## Records to process
⟨
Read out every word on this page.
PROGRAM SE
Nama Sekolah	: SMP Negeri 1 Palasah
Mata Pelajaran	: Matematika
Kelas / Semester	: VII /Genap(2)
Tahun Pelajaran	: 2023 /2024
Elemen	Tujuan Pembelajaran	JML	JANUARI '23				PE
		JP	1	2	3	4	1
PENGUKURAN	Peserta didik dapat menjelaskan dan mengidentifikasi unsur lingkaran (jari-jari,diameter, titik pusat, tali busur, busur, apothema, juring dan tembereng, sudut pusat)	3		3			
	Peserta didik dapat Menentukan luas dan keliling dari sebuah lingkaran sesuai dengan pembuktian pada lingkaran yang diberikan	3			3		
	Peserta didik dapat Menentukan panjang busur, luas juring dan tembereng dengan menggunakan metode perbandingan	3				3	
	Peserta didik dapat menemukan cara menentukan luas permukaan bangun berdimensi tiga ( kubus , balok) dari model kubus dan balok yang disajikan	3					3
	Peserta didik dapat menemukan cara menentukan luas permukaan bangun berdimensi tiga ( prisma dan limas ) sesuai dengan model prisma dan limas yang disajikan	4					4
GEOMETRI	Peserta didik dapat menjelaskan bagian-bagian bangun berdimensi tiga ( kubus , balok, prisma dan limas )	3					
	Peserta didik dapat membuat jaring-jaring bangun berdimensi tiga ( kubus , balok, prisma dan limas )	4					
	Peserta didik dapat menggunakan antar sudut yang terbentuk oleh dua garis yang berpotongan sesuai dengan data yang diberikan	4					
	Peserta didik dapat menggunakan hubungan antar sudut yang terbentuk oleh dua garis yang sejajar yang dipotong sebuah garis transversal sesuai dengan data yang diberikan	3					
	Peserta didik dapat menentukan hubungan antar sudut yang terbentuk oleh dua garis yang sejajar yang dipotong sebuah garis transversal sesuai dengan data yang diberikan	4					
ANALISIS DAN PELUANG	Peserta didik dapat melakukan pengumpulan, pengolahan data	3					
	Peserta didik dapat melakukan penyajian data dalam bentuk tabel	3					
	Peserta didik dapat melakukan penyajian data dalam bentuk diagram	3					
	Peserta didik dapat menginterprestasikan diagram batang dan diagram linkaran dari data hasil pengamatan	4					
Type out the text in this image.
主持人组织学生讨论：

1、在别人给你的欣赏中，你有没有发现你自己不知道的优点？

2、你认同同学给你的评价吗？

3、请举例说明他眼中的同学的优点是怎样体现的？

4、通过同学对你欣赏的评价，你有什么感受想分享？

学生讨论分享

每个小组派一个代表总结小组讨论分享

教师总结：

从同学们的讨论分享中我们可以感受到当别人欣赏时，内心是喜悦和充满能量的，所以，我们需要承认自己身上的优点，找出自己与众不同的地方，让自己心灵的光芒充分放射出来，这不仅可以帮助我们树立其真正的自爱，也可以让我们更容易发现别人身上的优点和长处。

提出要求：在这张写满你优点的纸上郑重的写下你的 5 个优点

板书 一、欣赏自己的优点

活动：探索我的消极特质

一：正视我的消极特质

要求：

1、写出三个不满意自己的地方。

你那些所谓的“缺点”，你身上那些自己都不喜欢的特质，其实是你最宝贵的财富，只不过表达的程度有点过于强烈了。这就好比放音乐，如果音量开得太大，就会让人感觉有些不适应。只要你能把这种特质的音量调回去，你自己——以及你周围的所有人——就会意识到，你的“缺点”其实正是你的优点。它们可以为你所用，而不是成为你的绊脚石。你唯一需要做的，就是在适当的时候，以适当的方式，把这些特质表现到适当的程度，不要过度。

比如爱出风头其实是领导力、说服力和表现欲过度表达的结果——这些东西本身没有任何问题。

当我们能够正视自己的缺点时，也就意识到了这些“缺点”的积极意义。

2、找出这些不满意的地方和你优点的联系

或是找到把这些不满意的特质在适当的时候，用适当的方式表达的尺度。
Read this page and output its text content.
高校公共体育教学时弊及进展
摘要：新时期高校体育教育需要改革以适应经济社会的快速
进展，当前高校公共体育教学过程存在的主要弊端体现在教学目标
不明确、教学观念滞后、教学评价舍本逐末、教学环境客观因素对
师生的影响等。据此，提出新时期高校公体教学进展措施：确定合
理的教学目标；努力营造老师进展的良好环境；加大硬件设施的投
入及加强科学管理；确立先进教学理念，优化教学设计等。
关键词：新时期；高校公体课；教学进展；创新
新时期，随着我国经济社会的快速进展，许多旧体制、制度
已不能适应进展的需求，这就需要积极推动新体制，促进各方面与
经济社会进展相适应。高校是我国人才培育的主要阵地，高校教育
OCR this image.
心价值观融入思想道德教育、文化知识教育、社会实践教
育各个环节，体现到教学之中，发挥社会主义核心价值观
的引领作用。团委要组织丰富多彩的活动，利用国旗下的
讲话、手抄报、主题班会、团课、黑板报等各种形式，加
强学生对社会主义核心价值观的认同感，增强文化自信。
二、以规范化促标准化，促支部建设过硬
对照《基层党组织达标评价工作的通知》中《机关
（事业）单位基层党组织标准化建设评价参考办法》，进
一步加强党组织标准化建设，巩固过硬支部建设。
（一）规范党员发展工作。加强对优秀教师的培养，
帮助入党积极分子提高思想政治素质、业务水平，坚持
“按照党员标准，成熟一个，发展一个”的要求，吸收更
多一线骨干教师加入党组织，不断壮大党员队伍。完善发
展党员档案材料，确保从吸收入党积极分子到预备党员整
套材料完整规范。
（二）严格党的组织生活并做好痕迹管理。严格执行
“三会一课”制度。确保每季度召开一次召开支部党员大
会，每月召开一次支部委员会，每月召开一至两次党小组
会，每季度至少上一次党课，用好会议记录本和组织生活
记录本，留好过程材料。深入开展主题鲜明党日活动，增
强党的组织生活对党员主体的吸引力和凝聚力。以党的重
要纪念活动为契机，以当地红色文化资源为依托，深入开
⟩
## Task details
Repeat only the stretch of lines that begins at the line containing "OCR this image." and ends at the last line above, both included.

## Reply
OCR this image.
心价值观融入思想道德教育、文化知识教育、社会实践教
育各个环节，体现到教学之中，发挥社会主义核心价值观
的引领作用。团委要组织丰富多彩的活动，利用国旗下的
讲话、手抄报、主题班会、团课、黑板报等各种形式，加
强学生对社会主义核心价值观的认同感，增强文化自信。
二、以规范化促标准化，促支部建设过硬
对照《基层党组织达标评价工作的通知》中《机关
（事业）单位基层党组织标准化建设评价参考办法》，进
一步加强党组织标准化建设，巩固过硬支部建设。
（一）规范党员发展工作。加强对优秀教师的培养，
帮助入党积极分子提高思想政治素质、业务水平，坚持
“按照党员标准，成熟一个，发展一个”的要求，吸收更
多一线骨干教师加入党组织，不断壮大党员队伍。完善发
展党员档案材料，确保从吸收入党积极分子到预备党员整
套材料完整规范。
（二）严格党的组织生活并做好痕迹管理。严格执行
“三会一课”制度。确保每季度召开一次召开支部党员大
会，每月召开一次支部委员会，每月召开一至两次党小组
会，每季度至少上一次党课，用好会议记录本和组织生活
记录本，留好过程材料。深入开展主题鲜明党日活动，增
强党的组织生活对党员主体的吸引力和凝聚力。以党的重
要纪念活动为契机，以当地红色文化资源为依托，深入开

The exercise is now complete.